Work instruction | The complete listing below should be transcribed precisely.
=== Dataset extract ===
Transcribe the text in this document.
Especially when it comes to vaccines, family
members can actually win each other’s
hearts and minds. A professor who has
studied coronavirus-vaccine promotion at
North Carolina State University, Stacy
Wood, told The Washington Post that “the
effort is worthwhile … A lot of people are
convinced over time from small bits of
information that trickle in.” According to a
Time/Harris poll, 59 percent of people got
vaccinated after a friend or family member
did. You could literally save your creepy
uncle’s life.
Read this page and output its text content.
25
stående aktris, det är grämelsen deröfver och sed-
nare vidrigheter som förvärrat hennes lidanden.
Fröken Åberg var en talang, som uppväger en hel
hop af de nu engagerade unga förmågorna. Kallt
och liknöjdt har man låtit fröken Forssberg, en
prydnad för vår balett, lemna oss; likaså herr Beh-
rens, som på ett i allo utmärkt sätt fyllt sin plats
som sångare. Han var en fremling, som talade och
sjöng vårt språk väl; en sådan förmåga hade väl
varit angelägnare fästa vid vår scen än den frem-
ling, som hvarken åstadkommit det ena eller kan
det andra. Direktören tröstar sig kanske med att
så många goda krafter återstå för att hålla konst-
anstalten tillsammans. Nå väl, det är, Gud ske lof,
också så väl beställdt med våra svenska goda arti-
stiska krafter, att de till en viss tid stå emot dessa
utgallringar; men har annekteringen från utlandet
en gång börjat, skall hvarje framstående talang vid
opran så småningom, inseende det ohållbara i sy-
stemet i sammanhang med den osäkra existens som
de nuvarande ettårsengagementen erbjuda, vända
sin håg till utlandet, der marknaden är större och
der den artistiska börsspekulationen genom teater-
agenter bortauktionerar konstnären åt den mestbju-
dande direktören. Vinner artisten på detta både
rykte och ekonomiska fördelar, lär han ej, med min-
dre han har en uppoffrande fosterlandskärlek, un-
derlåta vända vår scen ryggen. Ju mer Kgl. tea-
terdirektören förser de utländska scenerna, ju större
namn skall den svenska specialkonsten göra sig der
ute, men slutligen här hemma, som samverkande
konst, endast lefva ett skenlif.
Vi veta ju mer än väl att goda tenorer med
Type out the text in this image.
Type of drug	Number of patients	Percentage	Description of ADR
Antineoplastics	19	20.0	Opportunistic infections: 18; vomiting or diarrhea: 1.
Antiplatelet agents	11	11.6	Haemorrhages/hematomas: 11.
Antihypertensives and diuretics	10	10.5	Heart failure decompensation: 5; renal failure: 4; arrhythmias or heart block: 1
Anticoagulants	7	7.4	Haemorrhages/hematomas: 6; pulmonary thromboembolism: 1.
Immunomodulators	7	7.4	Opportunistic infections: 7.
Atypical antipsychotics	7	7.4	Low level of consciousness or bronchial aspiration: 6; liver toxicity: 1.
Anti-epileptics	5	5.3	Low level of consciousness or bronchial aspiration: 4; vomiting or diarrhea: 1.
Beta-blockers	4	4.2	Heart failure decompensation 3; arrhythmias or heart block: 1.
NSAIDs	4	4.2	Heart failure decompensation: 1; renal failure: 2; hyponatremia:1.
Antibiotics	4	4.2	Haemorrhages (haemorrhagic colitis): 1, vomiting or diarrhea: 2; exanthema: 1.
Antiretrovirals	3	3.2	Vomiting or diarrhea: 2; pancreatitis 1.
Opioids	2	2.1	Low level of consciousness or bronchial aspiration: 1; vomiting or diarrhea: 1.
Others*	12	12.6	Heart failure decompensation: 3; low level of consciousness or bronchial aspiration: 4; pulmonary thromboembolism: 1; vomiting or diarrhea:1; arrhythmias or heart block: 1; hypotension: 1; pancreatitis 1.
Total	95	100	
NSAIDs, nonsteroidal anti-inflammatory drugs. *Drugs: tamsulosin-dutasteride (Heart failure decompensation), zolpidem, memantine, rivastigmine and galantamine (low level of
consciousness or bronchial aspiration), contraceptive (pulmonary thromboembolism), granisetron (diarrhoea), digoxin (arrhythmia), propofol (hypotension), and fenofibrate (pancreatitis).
===
Expected answer |
Transcribe the text in this document.
Especially when it comes to vaccines, family
members can actually win each other’s
hearts and minds. A professor who has
studied coronavirus-vaccine promotion at
North Carolina State University, Stacy
Wood, told The Washington Post that “the
effort is worthwhile … A lot of people are
convinced over time from small bits of
information that trickle in.” According to a
Time/Harris poll, 59 percent of people got
vaccinated after a friend or family member
did. You could literally save your creepy
uncle’s life.
Read this page and output its text content.
25
stående aktris, det är grämelsen deröfver och sed-
nare vidrigheter som förvärrat hennes lidanden.
Fröken Åberg var en talang, som uppväger en hel
hop af de nu engagerade unga förmågorna. Kallt
och liknöjdt har man låtit fröken Forssberg, en
prydnad för vår balett, lemna oss; likaså herr Beh-
rens, som på ett i allo utmärkt sätt fyllt sin plats
som sångare. Han var en fremling, som talade och
sjöng vårt språk väl; en sådan förmåga hade väl
varit angelägnare fästa vid vår scen än den frem-
ling, som hvarken åstadkommit det ena eller kan
det andra. Direktören tröstar sig kanske med att
så många goda krafter återstå för att hålla konst-
anstalten tillsammans. Nå väl, det är, Gud ske lof,
också så väl beställdt med våra svenska goda arti-
stiska krafter, att de till en viss tid stå emot dessa
utgallringar; men har annekteringen från utlandet
en gång börjat, skall hvarje framstående talang vid
opran så småningom, inseende det ohållbara i sy-
stemet i sammanhang med den osäkra existens som
de nuvarande ettårsengagementen erbjuda, vända
sin håg till utlandet, der marknaden är större och
der den artistiska börsspekulationen genom teater-
agenter bortauktionerar konstnären åt den mestbju-
dande direktören. Vinner artisten på detta både
rykte och ekonomiska fördelar, lär han ej, med min-
dre han har en uppoffrande fosterlandskärlek, un-
derlåta vända vår scen ryggen. Ju mer Kgl. tea-
terdirektören förser de utländska scenerna, ju större
namn skall den svenska specialkonsten göra sig der
ute, men slutligen här hemma, som samverkande
konst, endast lefva ett skenlif.
Vi veta ju mer än väl att goda tenorer med
Type out the text in this image.
Type of drug	Number of patients	Percentage	Description of ADR
Antineoplastics	19	20.0	Opportunistic infections: 18; vomiting or diarrhea: 1.
Antiplatelet agents	11	11.6	Haemorrhages/hematomas: 11.
Antihypertensives and diuretics	10	10.5	Heart failure decompensation: 5; renal failure: 4; arrhythmias or heart block: 1
Anticoagulants	7	7.4	Haemorrhages/hematomas: 6; pulmonary thromboembolism: 1.
Immunomodulators	7	7.4	Opportunistic infections: 7.
Atypical antipsychotics	7	7.4	Low level of consciousness or bronchial aspiration: 6; liver toxicity: 1.
Anti-epileptics	5	5.3	Low level of consciousness or bronchial aspiration: 4; vomiting or diarrhea: 1.
Beta-blockers	4	4.2	Heart failure decompensation 3; arrhythmias or heart block: 1.
NSAIDs	4	4.2	Heart failure decompensation: 1; renal failure: 2; hyponatremia:1.
Antibiotics	4	4.2	Haemorrhages (haemorrhagic colitis): 1, vomiting or diarrhea: 2; exanthema: 1.
Antiretrovirals	3	3.2	Vomiting or diarrhea: 2; pancreatitis 1.
Opioids	2	2.1	Low level of consciousness or bronchial aspiration: 1; vomiting or diarrhea: 1.
Others*	12	12.6	Heart failure decompensation: 3; low level of consciousness or bronchial aspiration: 4; pulmonary thromboembolism: 1; vomiting or diarrhea:1; arrhythmias or heart block: 1; hypotension: 1; pancreatitis 1.
Total	95	100	
NSAIDs, nonsteroidal anti-inflammatory drugs. *Drugs: tamsulosin-dutasteride (Heart failure decompensation), zolpidem, memantine, rivastigmine and galantamine (low level of
consciousness or bronchial aspiration), contraceptive (pulmonary thromboembolism), granisetron (diarrhoea), digoxin (arrhythmia), propofol (hypotension), and fenofibrate (pancreatitis).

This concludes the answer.